- **What needs to be done**
Exactly repeat the material, dropping only the pictures.

- **Available records**
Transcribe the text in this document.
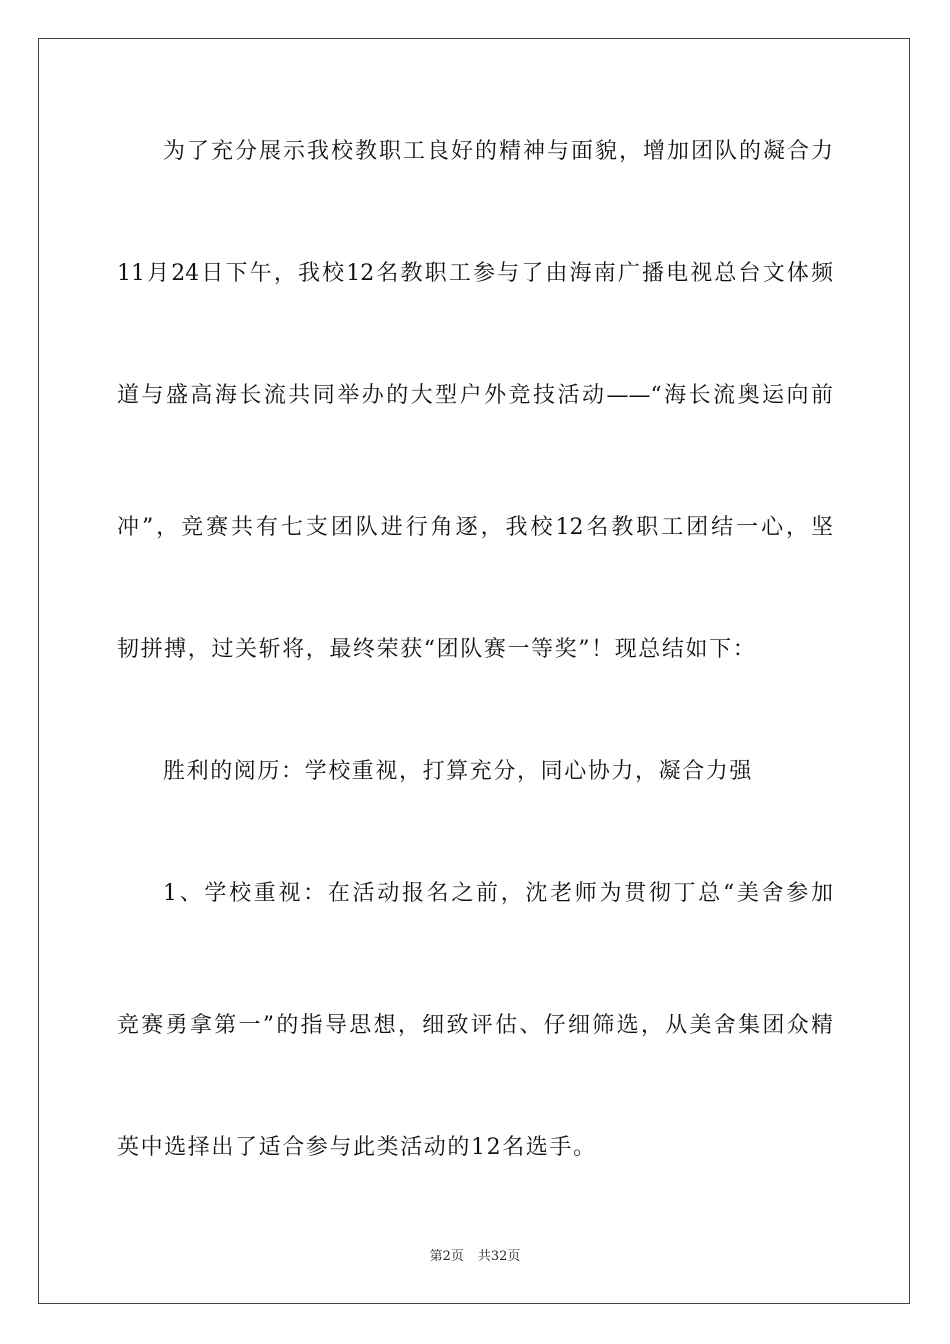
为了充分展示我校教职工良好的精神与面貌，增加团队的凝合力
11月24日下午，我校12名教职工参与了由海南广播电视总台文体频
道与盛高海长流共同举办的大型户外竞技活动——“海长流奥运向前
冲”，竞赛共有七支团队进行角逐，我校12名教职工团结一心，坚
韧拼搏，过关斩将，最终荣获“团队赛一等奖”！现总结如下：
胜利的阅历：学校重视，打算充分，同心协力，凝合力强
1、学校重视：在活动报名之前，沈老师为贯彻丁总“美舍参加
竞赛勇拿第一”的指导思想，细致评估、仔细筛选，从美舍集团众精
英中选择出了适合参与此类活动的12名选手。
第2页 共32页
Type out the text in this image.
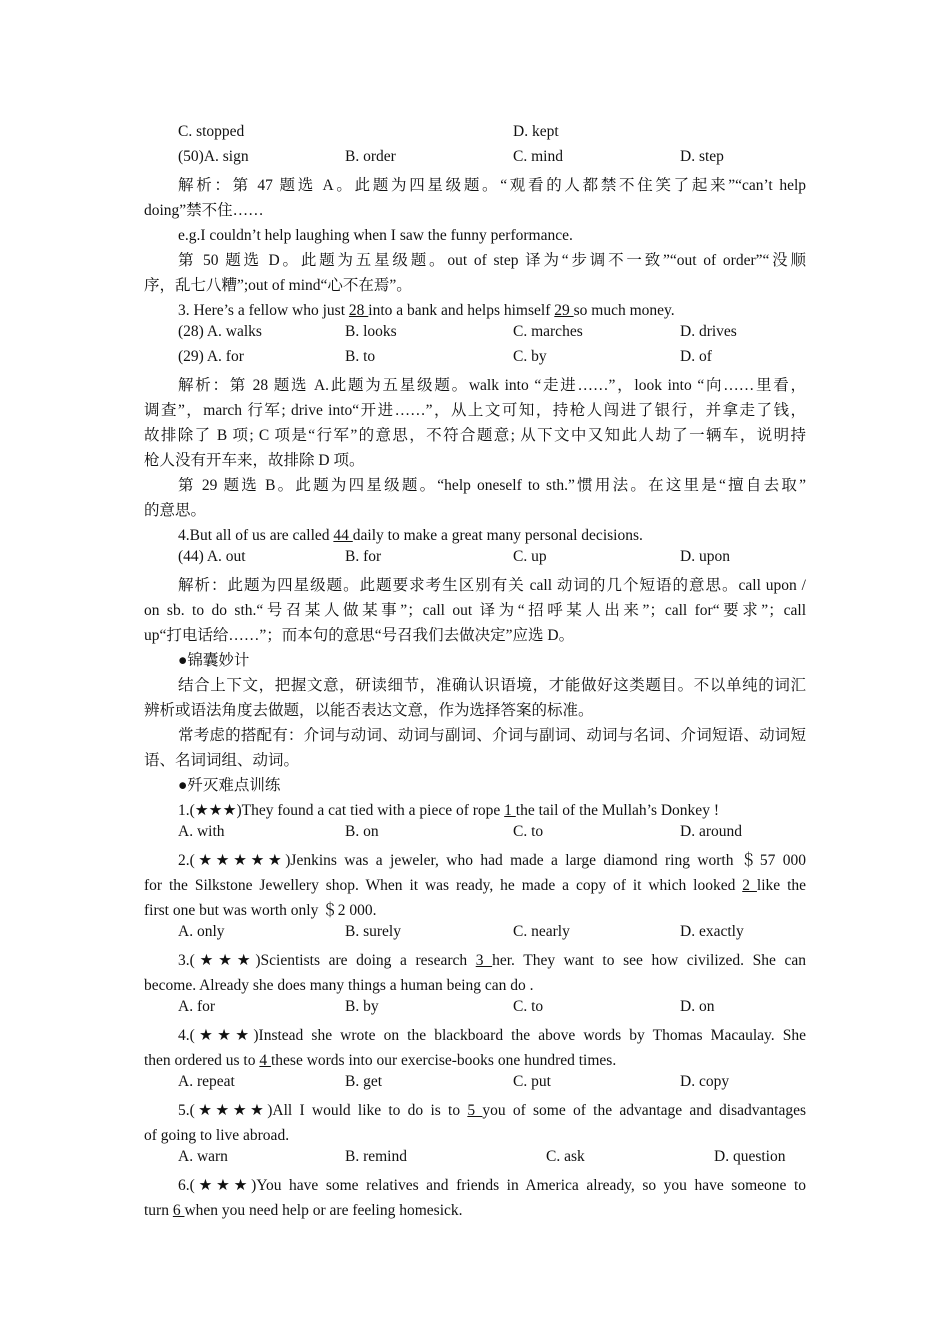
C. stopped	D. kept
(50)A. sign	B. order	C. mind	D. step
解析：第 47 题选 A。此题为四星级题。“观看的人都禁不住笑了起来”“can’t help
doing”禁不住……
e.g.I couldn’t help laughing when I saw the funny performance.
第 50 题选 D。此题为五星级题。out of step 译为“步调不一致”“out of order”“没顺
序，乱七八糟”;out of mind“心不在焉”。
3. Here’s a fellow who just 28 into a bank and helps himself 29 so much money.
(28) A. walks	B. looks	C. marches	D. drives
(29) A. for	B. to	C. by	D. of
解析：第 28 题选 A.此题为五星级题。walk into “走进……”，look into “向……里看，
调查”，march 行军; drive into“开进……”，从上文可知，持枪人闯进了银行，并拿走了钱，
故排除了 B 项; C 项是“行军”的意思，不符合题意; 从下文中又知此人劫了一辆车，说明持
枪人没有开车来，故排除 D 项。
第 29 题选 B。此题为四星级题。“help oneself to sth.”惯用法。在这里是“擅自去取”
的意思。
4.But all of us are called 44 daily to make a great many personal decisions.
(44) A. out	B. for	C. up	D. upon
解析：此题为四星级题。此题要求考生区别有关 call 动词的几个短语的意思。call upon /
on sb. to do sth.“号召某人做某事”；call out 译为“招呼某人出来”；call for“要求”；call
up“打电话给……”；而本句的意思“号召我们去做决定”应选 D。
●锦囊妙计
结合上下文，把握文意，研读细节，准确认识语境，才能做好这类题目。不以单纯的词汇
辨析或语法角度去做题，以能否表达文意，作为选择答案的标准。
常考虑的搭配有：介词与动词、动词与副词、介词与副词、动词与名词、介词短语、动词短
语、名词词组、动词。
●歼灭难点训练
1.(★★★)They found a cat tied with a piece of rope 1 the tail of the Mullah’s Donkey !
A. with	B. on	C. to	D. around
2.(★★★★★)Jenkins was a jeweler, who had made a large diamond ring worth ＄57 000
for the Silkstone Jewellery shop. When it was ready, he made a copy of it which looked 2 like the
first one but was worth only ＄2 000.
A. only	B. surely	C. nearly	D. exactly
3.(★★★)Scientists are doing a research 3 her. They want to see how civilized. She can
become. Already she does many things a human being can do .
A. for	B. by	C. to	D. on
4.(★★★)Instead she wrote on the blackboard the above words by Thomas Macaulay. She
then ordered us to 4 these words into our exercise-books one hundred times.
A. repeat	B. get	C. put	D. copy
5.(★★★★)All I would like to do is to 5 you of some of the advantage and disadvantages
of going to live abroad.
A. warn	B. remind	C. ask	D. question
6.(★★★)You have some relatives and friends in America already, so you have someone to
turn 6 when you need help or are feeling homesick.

- **Task answer**
Transcribe the text in this document.
为了充分展示我校教职工良好的精神与面貌，增加团队的凝合力
11月24日下午，我校12名教职工参与了由海南广播电视总台文体频
道与盛高海长流共同举办的大型户外竞技活动——“海长流奥运向前
冲”，竞赛共有七支团队进行角逐，我校12名教职工团结一心，坚
韧拼搏，过关斩将，最终荣获“团队赛一等奖”！现总结如下：
胜利的阅历：学校重视，打算充分，同心协力，凝合力强
1、学校重视：在活动报名之前，沈老师为贯彻丁总“美舍参加
竞赛勇拿第一”的指导思想，细致评估、仔细筛选，从美舍集团众精
英中选择出了适合参与此类活动的12名选手。
第2页 共32页
Type out the text in this image.
C. stopped	D. kept
(50)A. sign	B. order	C. mind	D. step
解析：第 47 题选 A。此题为四星级题。“观看的人都禁不住笑了起来”“can’t help
doing”禁不住……
e.g.I couldn’t help laughing when I saw the funny performance.
第 50 题选 D。此题为五星级题。out of step 译为“步调不一致”“out of order”“没顺
序，乱七八糟”;out of mind“心不在焉”。
3. Here’s a fellow who just 28 into a bank and helps himself 29 so much money.
(28) A. walks	B. looks	C. marches	D. drives
(29) A. for	B. to	C. by	D. of
解析：第 28 题选 A.此题为五星级题。walk into “走进……”，look into “向……里看，
调查”，march 行军; drive into“开进……”，从上文可知，持枪人闯进了银行，并拿走了钱，
故排除了 B 项; C 项是“行军”的意思，不符合题意; 从下文中又知此人劫了一辆车，说明持
枪人没有开车来，故排除 D 项。
第 29 题选 B。此题为四星级题。“help oneself to sth.”惯用法。在这里是“擅自去取”
的意思。
4.But all of us are called 44 daily to make a great many personal decisions.
(44) A. out	B. for	C. up	D. upon
解析：此题为四星级题。此题要求考生区别有关 call 动词的几个短语的意思。call upon /
on sb. to do sth.“号召某人做某事”；call out 译为“招呼某人出来”；call for“要求”；call
up“打电话给……”；而本句的意思“号召我们去做决定”应选 D。
●锦囊妙计
结合上下文，把握文意，研读细节，准确认识语境，才能做好这类题目。不以单纯的词汇
辨析或语法角度去做题，以能否表达文意，作为选择答案的标准。
常考虑的搭配有：介词与动词、动词与副词、介词与副词、动词与名词、介词短语、动词短
语、名词词组、动词。
●歼灭难点训练
1.(★★★)They found a cat tied with a piece of rope 1 the tail of the Mullah’s Donkey !
A. with	B. on	C. to	D. around
2.(★★★★★)Jenkins was a jeweler, who had made a large diamond ring worth ＄57 000
for the Silkstone Jewellery shop. When it was ready, he made a copy of it which looked 2 like the
first one but was worth only ＄2 000.
A. only	B. surely	C. nearly	D. exactly
3.(★★★)Scientists are doing a research 3 her. They want to see how civilized. She can
become. Already she does many things a human being can do .
A. for	B. by	C. to	D. on
4.(★★★)Instead she wrote on the blackboard the above words by Thomas Macaulay. She
then ordered us to 4 these words into our exercise-books one hundred times.
A. repeat	B. get	C. put	D. copy
5.(★★★★)All I would like to do is to 5 you of some of the advantage and disadvantages
of going to live abroad.
A. warn	B. remind	C. ask	D. question
6.(★★★)You have some relatives and friends in America already, so you have someone to
turn 6 when you need help or are feeling homesick.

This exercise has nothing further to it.